▶

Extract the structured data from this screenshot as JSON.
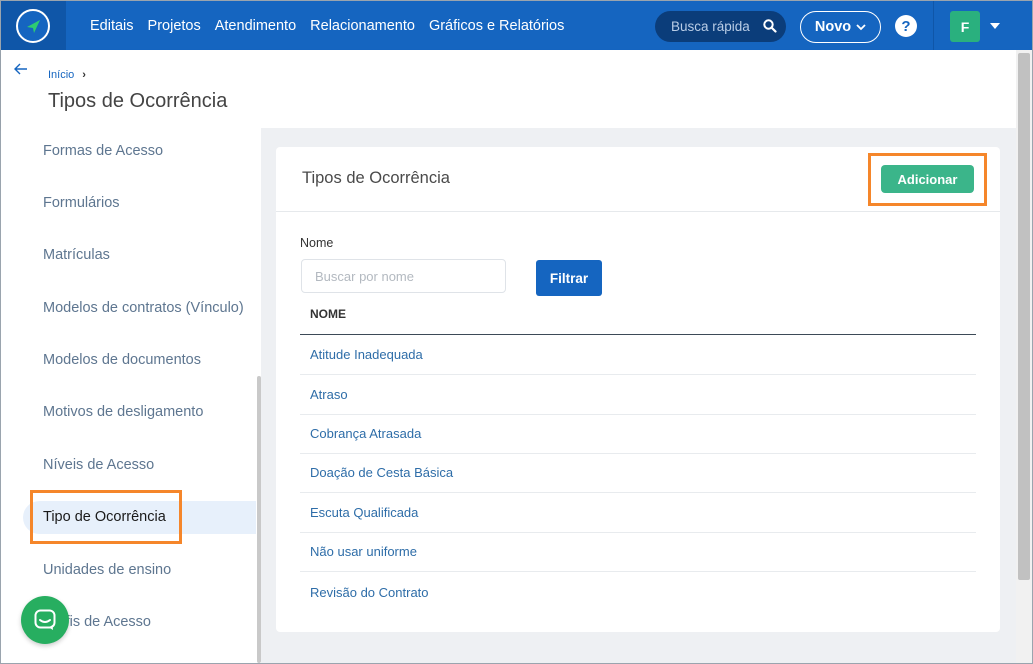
{
  "topbar": {
    "nav": [
      "Editais",
      "Projetos",
      "Atendimento",
      "Relacionamento",
      "Gráficos e Relatórios"
    ],
    "search_placeholder": "Busca rápida",
    "new_label": "Novo",
    "help_label": "?",
    "avatar_initial": "F"
  },
  "header": {
    "breadcrumb_home": "Início",
    "title": "Tipos de Ocorrência"
  },
  "sidebar": {
    "items": [
      "Formas de Acesso",
      "Formulários",
      "Matrículas",
      "Modelos de contratos (Vínculo)",
      "Modelos de documentos",
      "Motivos de desligamento",
      "Níveis de Acesso",
      "Tipo de Ocorrência",
      "Unidades de ensino",
      "Perfis de Acesso"
    ],
    "active_index": 7
  },
  "card": {
    "title": "Tipos de Ocorrência",
    "add_label": "Adicionar",
    "filter_field_label": "Nome",
    "filter_placeholder": "Buscar por nome",
    "filter_button": "Filtrar",
    "column_header": "NOME",
    "rows": [
      "Atitude Inadequada",
      "Atraso",
      "Cobrança Atrasada",
      "Doação de Cesta Básica",
      "Escuta Qualificada",
      "Não usar uniforme",
      "Revisão do Contrato"
    ]
  },
  "colors": {
    "primary": "#1565c0",
    "accent_green": "#3bb58a",
    "highlight_orange": "#f5862a"
  },
  "icons": [
    "logo-icon",
    "search-icon",
    "chevron-down-icon",
    "help-icon",
    "back-arrow-icon",
    "chat-icon"
  ]
}
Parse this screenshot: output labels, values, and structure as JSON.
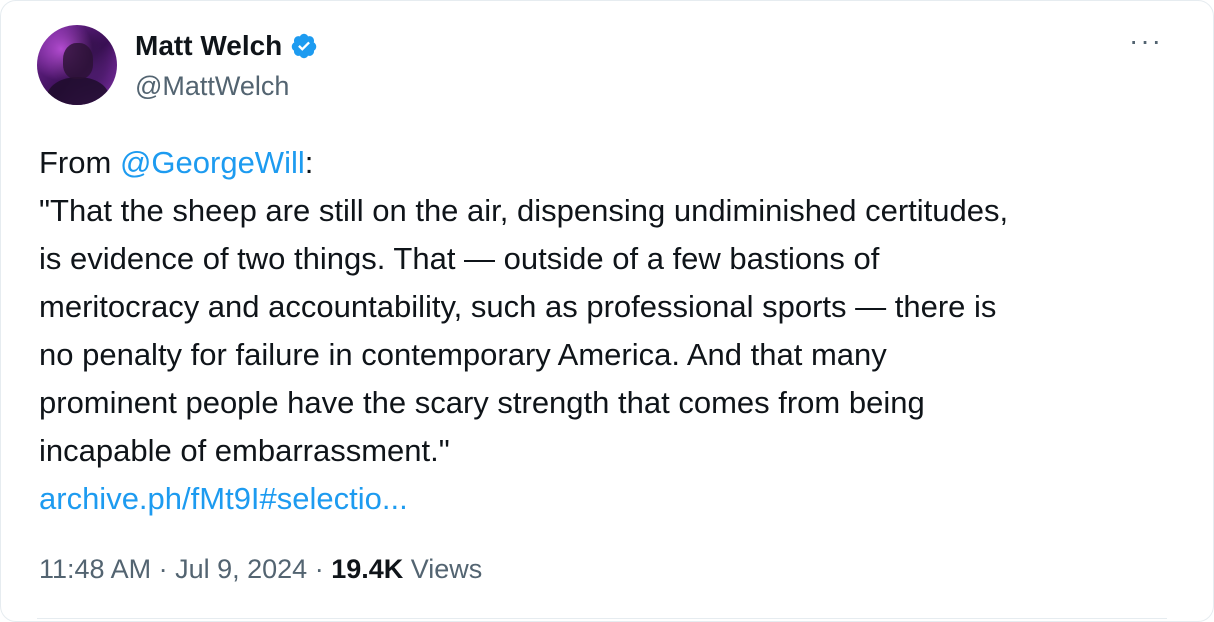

◀

PROBLEM DETAILS -> Print the records above exactly as they stand, but leave out the pictures.

TASK OUTPUT ->
Extract the structured data from this screenshot as JSON.
{
  "topbar": {
    "nav": [
      "Editais",
      "Projetos",
      "Atendimento",
      "Relacionamento",
      "Gráficos e Relatórios"
    ],
    "search_placeholder": "Busca rápida",
    "new_label": "Novo",
    "help_label": "?",
    "avatar_initial": "F"
  },
  "header": {
    "breadcrumb_home": "Início",
    "title": "Tipos de Ocorrência"
  },
  "sidebar": {
    "items": [
      "Formas de Acesso",
      "Formulários",
      "Matrículas",
      "Modelos de contratos (Vínculo)",
      "Modelos de documentos",
      "Motivos de desligamento",
      "Níveis de Acesso",
      "Tipo de Ocorrência",
      "Unidades de ensino",
      "Perfis de Acesso"
    ],
    "active_index": 7
  },
  "card": {
    "title": "Tipos de Ocorrência",
    "add_label": "Adicionar",
    "filter_field_label": "Nome",
    "filter_placeholder": "Buscar por nome",
    "filter_button": "Filtrar",
    "column_header": "NOME",
    "rows": [
      "Atitude Inadequada",
      "Atraso",
      "Cobrança Atrasada",
      "Doação de Cesta Básica",
      "Escuta Qualificada",
      "Não usar uniforme",
      "Revisão do Contrato"
    ]
  },
  "colors": {
    "primary": "#1565c0",
    "accent_green": "#3bb58a",
    "highlight_orange": "#f5862a"
  },
  "icons": [
    "logo-icon",
    "search-icon",
    "chevron-down-icon",
    "help-icon",
    "back-arrow-icon",
    "chat-icon"
  ]
}
Parse this screenshot: output labels, values, and structure as JSON.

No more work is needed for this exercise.